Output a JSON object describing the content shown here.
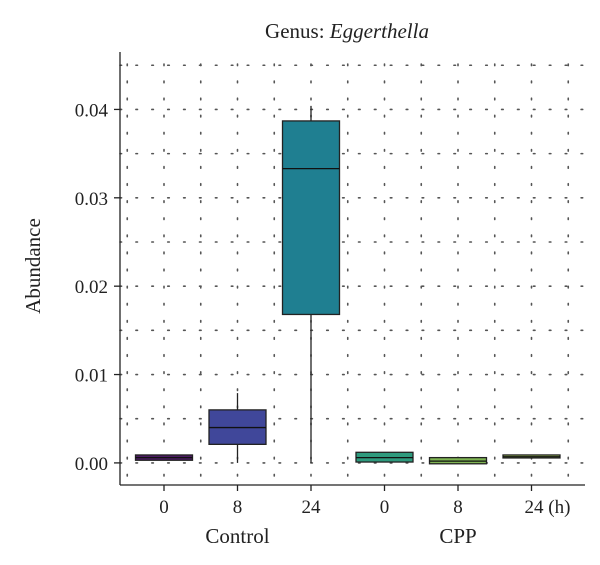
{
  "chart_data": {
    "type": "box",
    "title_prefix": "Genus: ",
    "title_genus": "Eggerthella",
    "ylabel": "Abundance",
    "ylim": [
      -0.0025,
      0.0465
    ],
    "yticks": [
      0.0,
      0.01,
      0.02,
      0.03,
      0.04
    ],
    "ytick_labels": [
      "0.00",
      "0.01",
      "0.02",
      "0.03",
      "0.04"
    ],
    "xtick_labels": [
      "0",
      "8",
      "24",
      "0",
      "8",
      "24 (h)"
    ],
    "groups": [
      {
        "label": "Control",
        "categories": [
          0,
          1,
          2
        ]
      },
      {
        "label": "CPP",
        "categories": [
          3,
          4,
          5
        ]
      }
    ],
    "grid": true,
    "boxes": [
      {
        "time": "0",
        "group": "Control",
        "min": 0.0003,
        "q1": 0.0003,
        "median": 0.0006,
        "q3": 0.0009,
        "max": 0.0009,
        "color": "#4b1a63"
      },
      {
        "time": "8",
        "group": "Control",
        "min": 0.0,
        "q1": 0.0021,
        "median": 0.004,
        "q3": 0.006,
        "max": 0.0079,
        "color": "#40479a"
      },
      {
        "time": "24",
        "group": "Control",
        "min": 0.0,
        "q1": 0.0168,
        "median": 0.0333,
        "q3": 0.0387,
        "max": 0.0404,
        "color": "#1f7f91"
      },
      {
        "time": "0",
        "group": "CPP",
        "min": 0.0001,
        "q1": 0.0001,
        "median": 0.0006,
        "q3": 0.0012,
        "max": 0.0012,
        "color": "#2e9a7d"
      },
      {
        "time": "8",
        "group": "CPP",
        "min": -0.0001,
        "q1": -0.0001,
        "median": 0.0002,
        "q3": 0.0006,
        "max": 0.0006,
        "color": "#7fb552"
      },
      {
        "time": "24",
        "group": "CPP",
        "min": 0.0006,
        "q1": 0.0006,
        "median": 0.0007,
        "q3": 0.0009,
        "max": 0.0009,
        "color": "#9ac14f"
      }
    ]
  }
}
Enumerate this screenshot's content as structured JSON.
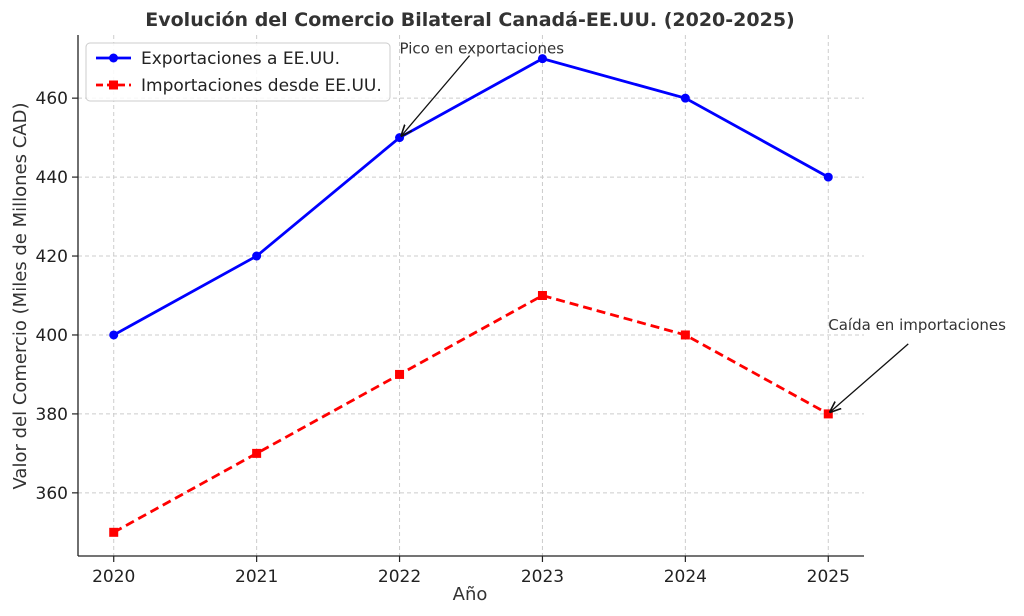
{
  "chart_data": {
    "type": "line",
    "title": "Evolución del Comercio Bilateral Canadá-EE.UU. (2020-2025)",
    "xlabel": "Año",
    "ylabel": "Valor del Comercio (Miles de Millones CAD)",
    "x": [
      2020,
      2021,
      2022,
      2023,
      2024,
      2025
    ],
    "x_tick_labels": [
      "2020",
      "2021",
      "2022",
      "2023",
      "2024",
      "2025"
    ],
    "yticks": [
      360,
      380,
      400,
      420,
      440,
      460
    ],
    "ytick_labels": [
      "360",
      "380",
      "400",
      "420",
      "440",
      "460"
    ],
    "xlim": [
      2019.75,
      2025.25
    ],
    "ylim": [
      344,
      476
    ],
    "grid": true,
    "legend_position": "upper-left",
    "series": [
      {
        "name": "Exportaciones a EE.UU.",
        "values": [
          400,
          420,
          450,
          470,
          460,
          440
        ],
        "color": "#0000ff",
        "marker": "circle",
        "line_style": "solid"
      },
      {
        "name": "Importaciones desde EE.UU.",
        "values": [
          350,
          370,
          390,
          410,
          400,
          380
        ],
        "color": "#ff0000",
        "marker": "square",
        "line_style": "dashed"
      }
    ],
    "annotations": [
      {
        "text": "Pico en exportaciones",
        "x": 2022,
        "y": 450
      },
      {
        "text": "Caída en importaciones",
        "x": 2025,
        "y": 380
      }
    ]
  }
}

————————

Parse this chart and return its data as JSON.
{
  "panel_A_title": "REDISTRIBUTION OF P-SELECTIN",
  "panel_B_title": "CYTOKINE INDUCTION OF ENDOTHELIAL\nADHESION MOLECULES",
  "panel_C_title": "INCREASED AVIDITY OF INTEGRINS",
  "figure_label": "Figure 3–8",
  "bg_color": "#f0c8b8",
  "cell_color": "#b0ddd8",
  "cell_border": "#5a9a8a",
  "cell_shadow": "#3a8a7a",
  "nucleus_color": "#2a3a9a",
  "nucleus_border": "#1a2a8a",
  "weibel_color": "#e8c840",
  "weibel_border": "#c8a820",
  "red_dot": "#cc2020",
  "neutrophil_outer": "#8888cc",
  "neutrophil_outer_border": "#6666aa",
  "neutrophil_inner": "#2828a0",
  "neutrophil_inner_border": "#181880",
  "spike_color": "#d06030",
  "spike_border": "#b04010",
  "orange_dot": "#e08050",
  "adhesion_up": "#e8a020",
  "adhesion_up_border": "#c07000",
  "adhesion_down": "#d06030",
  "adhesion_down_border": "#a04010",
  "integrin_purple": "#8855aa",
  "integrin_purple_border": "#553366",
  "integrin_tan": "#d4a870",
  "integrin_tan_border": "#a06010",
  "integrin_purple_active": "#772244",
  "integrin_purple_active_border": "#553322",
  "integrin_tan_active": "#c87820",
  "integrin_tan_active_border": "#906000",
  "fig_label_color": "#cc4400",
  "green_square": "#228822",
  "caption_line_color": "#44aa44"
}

————————

The exercise :: Using the listing, collect all lines in which the string "JSON" is found.

Correct response ::
Output a JSON object describing the content shown here.
Enumerate this screenshot's content as structured JSON.
Parse this chart and return its data as JSON.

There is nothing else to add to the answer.